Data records

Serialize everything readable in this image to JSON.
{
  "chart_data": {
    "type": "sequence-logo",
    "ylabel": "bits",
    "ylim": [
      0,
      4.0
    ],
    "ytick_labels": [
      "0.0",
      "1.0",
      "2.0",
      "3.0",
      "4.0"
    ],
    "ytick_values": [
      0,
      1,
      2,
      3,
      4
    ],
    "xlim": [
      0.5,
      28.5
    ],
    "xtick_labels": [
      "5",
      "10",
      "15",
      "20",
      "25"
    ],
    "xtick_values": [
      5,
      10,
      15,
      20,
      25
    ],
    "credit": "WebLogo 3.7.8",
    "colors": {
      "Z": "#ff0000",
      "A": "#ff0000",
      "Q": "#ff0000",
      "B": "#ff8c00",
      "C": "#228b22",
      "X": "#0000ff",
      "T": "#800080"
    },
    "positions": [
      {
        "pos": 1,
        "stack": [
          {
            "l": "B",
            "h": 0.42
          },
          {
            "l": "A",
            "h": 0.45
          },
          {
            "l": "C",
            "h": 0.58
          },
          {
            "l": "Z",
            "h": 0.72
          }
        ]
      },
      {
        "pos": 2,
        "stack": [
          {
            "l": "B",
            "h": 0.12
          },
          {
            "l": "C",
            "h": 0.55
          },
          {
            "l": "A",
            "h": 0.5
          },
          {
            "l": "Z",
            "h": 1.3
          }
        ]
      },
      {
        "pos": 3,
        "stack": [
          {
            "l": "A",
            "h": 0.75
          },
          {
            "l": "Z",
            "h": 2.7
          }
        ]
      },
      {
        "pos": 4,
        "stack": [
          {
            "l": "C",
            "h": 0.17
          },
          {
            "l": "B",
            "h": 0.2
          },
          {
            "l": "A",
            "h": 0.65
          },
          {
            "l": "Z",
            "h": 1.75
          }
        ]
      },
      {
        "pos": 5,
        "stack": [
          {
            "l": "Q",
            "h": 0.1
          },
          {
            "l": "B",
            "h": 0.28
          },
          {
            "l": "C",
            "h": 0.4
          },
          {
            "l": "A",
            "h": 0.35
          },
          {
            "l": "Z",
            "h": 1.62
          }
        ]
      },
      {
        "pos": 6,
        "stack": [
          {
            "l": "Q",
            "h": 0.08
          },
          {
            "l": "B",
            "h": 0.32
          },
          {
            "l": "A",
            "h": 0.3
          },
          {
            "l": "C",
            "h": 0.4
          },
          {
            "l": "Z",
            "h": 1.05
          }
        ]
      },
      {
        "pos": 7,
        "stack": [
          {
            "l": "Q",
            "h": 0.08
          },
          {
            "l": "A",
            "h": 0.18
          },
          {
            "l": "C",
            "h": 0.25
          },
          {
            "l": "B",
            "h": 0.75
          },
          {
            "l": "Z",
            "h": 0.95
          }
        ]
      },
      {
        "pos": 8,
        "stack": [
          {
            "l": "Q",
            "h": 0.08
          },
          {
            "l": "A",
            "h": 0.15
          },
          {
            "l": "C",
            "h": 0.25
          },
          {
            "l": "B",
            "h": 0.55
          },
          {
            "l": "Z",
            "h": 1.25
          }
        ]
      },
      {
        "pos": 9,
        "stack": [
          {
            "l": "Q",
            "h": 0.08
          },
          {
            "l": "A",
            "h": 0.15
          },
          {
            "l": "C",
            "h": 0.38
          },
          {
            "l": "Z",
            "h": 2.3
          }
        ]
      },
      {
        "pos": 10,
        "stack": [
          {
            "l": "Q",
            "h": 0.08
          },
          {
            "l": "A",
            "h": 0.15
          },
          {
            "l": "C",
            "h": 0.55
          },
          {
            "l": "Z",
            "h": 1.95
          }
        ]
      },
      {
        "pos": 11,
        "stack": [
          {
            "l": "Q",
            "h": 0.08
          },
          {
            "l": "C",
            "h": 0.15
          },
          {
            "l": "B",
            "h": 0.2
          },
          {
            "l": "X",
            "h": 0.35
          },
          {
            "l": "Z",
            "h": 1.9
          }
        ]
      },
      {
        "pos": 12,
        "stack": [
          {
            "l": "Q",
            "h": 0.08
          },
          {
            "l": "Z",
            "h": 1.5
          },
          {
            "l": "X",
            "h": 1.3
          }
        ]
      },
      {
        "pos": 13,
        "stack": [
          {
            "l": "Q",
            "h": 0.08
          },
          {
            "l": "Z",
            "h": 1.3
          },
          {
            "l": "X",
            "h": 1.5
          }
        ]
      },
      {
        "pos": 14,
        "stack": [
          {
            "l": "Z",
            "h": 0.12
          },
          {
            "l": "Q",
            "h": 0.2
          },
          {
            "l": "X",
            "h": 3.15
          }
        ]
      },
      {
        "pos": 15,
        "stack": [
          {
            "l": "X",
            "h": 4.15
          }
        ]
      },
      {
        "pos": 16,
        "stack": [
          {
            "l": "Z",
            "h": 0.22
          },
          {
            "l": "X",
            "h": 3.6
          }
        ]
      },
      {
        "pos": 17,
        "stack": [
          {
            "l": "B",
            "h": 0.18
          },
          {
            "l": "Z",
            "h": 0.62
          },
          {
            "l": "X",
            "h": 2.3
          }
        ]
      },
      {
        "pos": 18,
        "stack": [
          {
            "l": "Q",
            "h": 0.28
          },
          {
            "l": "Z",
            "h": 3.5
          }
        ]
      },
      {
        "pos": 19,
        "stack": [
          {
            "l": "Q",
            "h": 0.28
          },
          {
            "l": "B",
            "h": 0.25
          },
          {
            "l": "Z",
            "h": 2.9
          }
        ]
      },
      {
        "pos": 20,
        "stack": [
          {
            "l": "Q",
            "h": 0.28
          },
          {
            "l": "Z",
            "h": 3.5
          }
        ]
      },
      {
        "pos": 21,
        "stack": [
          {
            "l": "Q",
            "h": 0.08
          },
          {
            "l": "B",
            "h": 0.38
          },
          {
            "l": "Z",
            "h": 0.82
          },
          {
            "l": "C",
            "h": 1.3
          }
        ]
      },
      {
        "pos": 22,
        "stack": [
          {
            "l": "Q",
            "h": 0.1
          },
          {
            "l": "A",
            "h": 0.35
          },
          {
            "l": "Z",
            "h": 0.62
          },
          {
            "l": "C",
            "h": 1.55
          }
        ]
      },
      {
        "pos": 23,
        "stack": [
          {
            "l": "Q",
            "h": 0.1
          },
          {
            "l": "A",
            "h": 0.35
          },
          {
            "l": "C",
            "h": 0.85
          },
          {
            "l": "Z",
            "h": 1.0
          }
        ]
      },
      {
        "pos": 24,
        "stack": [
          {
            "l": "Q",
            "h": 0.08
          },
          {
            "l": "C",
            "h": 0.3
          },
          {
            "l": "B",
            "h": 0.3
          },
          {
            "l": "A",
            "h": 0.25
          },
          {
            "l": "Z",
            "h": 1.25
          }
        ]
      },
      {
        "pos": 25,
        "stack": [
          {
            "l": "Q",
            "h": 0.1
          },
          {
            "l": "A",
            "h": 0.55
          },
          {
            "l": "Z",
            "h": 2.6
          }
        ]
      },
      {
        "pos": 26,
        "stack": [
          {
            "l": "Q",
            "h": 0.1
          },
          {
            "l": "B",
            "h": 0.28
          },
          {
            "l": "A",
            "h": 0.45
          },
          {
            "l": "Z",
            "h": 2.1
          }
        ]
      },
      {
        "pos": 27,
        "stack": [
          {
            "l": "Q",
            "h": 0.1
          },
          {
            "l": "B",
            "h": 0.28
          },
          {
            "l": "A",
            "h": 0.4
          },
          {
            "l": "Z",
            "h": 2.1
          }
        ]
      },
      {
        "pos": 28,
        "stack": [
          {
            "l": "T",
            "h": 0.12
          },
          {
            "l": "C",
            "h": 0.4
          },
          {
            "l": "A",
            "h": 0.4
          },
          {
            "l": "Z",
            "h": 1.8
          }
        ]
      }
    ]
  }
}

GIVEN REQUEST
All entries must be repeated verbatim.

RESULT
Serialize everything readable in this image to JSON.
{
  "chart_data": {
    "type": "sequence-logo",
    "ylabel": "bits",
    "ylim": [
      0,
      4.0
    ],
    "ytick_labels": [
      "0.0",
      "1.0",
      "2.0",
      "3.0",
      "4.0"
    ],
    "ytick_values": [
      0,
      1,
      2,
      3,
      4
    ],
    "xlim": [
      0.5,
      28.5
    ],
    "xtick_labels": [
      "5",
      "10",
      "15",
      "20",
      "25"
    ],
    "xtick_values": [
      5,
      10,
      15,
      20,
      25
    ],
    "credit": "WebLogo 3.7.8",
    "colors": {
      "Z": "#ff0000",
      "A": "#ff0000",
      "Q": "#ff0000",
      "B": "#ff8c00",
      "C": "#228b22",
      "X": "#0000ff",
      "T": "#800080"
    },
    "positions": [
      {
        "pos": 1,
        "stack": [
          {
            "l": "B",
            "h": 0.42
          },
          {
            "l": "A",
            "h": 0.45
          },
          {
            "l": "C",
            "h": 0.58
          },
          {
            "l": "Z",
            "h": 0.72
          }
        ]
      },
      {
        "pos": 2,
        "stack": [
          {
            "l": "B",
            "h": 0.12
          },
          {
            "l": "C",
            "h": 0.55
          },
          {
            "l": "A",
            "h": 0.5
          },
          {
            "l": "Z",
            "h": 1.3
          }
        ]
      },
      {
        "pos": 3,
        "stack": [
          {
            "l": "A",
            "h": 0.75
          },
          {
            "l": "Z",
            "h": 2.7
          }
        ]
      },
      {
        "pos": 4,
        "stack": [
          {
            "l": "C",
            "h": 0.17
          },
          {
            "l": "B",
            "h": 0.2
          },
          {
            "l": "A",
            "h": 0.65
          },
          {
            "l": "Z",
            "h": 1.75
          }
        ]
      },
      {
        "pos": 5,
        "stack": [
          {
            "l": "Q",
            "h": 0.1
          },
          {
            "l": "B",
            "h": 0.28
          },
          {
            "l": "C",
            "h": 0.4
          },
          {
            "l": "A",
            "h": 0.35
          },
          {
            "l": "Z",
            "h": 1.62
          }
        ]
      },
      {
        "pos": 6,
        "stack": [
          {
            "l": "Q",
            "h": 0.08
          },
          {
            "l": "B",
            "h": 0.32
          },
          {
            "l": "A",
            "h": 0.3
          },
          {
            "l": "C",
            "h": 0.4
          },
          {
            "l": "Z",
            "h": 1.05
          }
        ]
      },
      {
        "pos": 7,
        "stack": [
          {
            "l": "Q",
            "h": 0.08
          },
          {
            "l": "A",
            "h": 0.18
          },
          {
            "l": "C",
            "h": 0.25
          },
          {
            "l": "B",
            "h": 0.75
          },
          {
            "l": "Z",
            "h": 0.95
          }
        ]
      },
      {
        "pos": 8,
        "stack": [
          {
            "l": "Q",
            "h": 0.08
          },
          {
            "l": "A",
            "h": 0.15
          },
          {
            "l": "C",
            "h": 0.25
          },
          {
            "l": "B",
            "h": 0.55
          },
          {
            "l": "Z",
            "h": 1.25
          }
        ]
      },
      {
        "pos": 9,
        "stack": [
          {
            "l": "Q",
            "h": 0.08
          },
          {
            "l": "A",
            "h": 0.15
          },
          {
            "l": "C",
            "h": 0.38
          },
          {
            "l": "Z",
            "h": 2.3
          }
        ]
      },
      {
        "pos": 10,
        "stack": [
          {
            "l": "Q",
            "h": 0.08
          },
          {
            "l": "A",
            "h": 0.15
          },
          {
            "l": "C",
            "h": 0.55
          },
          {
            "l": "Z",
            "h": 1.95
          }
        ]
      },
      {
        "pos": 11,
        "stack": [
          {
            "l": "Q",
            "h": 0.08
          },
          {
            "l": "C",
            "h": 0.15
          },
          {
            "l": "B",
            "h": 0.2
          },
          {
            "l": "X",
            "h": 0.35
          },
          {
            "l": "Z",
            "h": 1.9
          }
        ]
      },
      {
        "pos": 12,
        "stack": [
          {
            "l": "Q",
            "h": 0.08
          },
          {
            "l": "Z",
            "h": 1.5
          },
          {
            "l": "X",
            "h": 1.3
          }
        ]
      },
      {
        "pos": 13,
        "stack": [
          {
            "l": "Q",
            "h": 0.08
          },
          {
            "l": "Z",
            "h": 1.3
          },
          {
            "l": "X",
            "h": 1.5
          }
        ]
      },
      {
        "pos": 14,
        "stack": [
          {
            "l": "Z",
            "h": 0.12
          },
          {
            "l": "Q",
            "h": 0.2
          },
          {
            "l": "X",
            "h": 3.15
          }
        ]
      },
      {
        "pos": 15,
        "stack": [
          {
            "l": "X",
            "h": 4.15
          }
        ]
      },
      {
        "pos": 16,
        "stack": [
          {
            "l": "Z",
            "h": 0.22
          },
          {
            "l": "X",
            "h": 3.6
          }
        ]
      },
      {
        "pos": 17,
        "stack": [
          {
            "l": "B",
            "h": 0.18
          },
          {
            "l": "Z",
            "h": 0.62
          },
          {
            "l": "X",
            "h": 2.3
          }
        ]
      },
      {
        "pos": 18,
        "stack": [
          {
            "l": "Q",
            "h": 0.28
          },
          {
            "l": "Z",
            "h": 3.5
          }
        ]
      },
      {
        "pos": 19,
        "stack": [
          {
            "l": "Q",
            "h": 0.28
          },
          {
            "l": "B",
            "h": 0.25
          },
          {
            "l": "Z",
            "h": 2.9
          }
        ]
      },
      {
        "pos": 20,
        "stack": [
          {
            "l": "Q",
            "h": 0.28
          },
          {
            "l": "Z",
            "h": 3.5
          }
        ]
      },
      {
        "pos": 21,
        "stack": [
          {
            "l": "Q",
            "h": 0.08
          },
          {
            "l": "B",
            "h": 0.38
          },
          {
            "l": "Z",
            "h": 0.82
          },
          {
            "l": "C",
            "h": 1.3
          }
        ]
      },
      {
        "pos": 22,
        "stack": [
          {
            "l": "Q",
            "h": 0.1
          },
          {
            "l": "A",
            "h": 0.35
          },
          {
            "l": "Z",
            "h": 0.62
          },
          {
            "l": "C",
            "h": 1.55
          }
        ]
      },
      {
        "pos": 23,
        "stack": [
          {
            "l": "Q",
            "h": 0.1
          },
          {
            "l": "A",
            "h": 0.35
          },
          {
            "l": "C",
            "h": 0.85
          },
          {
            "l": "Z",
            "h": 1.0
          }
        ]
      },
      {
        "pos": 24,
        "stack": [
          {
            "l": "Q",
            "h": 0.08
          },
          {
            "l": "C",
            "h": 0.3
          },
          {
            "l": "B",
            "h": 0.3
          },
          {
            "l": "A",
            "h": 0.25
          },
          {
            "l": "Z",
            "h": 1.25
          }
        ]
      },
      {
        "pos": 25,
        "stack": [
          {
            "l": "Q",
            "h": 0.1
          },
          {
            "l": "A",
            "h": 0.55
          },
          {
            "l": "Z",
            "h": 2.6
          }
        ]
      },
      {
        "pos": 26,
        "stack": [
          {
            "l": "Q",
            "h": 0.1
          },
          {
            "l": "B",
            "h": 0.28
          },
          {
            "l": "A",
            "h": 0.45
          },
          {
            "l": "Z",
            "h": 2.1
          }
        ]
      },
      {
        "pos": 27,
        "stack": [
          {
            "l": "Q",
            "h": 0.1
          },
          {
            "l": "B",
            "h": 0.28
          },
          {
            "l": "A",
            "h": 0.4
          },
          {
            "l": "Z",
            "h": 2.1
          }
        ]
      },
      {
        "pos": 28,
        "stack": [
          {
            "l": "T",
            "h": 0.12
          },
          {
            "l": "C",
            "h": 0.4
          },
          {
            "l": "A",
            "h": 0.4
          },
          {
            "l": "Z",
            "h": 1.8
          }
        ]
      }
    ]
  }
}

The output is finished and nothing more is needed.